STATED EXERCISE.
Say how many lines contain "xiaxialab", using only the number.

============================================================

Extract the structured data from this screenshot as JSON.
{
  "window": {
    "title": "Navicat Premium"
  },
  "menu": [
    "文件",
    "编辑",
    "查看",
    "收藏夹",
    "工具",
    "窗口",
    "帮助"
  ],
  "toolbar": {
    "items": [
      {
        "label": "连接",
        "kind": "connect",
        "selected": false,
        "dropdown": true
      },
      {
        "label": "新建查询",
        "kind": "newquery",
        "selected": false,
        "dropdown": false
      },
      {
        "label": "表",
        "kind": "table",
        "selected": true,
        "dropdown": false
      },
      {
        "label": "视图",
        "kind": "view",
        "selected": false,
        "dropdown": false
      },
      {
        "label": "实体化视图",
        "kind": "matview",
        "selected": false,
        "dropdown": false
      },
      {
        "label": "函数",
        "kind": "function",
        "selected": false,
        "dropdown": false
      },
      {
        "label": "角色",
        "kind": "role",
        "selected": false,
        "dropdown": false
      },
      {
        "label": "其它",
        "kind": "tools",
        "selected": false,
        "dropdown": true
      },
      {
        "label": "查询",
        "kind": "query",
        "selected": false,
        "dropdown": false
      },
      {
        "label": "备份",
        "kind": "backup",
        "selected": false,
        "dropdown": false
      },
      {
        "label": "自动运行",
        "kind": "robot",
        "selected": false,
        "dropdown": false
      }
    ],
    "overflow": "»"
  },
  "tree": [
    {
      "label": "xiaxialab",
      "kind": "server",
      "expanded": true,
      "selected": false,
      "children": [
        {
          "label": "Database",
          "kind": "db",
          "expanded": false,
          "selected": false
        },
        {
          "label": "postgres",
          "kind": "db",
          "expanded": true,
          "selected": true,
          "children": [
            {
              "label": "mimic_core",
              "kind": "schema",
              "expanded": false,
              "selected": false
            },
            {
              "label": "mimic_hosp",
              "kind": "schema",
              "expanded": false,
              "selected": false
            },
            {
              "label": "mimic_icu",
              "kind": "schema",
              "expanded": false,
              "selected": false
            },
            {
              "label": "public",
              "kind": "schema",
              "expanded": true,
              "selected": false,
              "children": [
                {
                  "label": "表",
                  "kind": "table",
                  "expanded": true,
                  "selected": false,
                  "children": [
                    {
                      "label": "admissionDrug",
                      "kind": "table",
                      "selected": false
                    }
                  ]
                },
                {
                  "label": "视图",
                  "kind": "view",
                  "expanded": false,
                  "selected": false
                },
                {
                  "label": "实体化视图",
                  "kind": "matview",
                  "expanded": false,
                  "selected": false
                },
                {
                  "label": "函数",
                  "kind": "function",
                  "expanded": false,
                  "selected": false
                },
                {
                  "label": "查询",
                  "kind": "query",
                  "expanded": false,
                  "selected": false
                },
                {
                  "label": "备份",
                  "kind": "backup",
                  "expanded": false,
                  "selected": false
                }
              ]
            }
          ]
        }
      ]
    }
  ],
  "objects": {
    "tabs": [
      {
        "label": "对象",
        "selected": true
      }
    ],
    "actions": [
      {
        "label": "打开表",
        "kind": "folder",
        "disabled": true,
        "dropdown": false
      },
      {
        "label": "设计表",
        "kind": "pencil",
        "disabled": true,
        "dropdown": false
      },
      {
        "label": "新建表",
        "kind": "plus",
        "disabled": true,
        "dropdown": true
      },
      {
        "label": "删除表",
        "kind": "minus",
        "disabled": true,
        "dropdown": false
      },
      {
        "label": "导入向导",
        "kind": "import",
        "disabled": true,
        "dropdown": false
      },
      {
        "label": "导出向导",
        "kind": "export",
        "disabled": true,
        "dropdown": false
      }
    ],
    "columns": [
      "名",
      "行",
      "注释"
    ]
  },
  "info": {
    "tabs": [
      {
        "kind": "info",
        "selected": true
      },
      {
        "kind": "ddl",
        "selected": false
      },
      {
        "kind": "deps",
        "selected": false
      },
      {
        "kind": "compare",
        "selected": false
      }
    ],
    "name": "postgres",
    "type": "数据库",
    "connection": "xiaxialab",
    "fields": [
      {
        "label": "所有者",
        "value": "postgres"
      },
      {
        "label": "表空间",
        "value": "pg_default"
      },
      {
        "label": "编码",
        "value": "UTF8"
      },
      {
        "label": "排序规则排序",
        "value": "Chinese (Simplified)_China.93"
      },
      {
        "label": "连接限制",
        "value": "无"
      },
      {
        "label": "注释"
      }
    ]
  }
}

============================================================

TASK RESPONSE.
2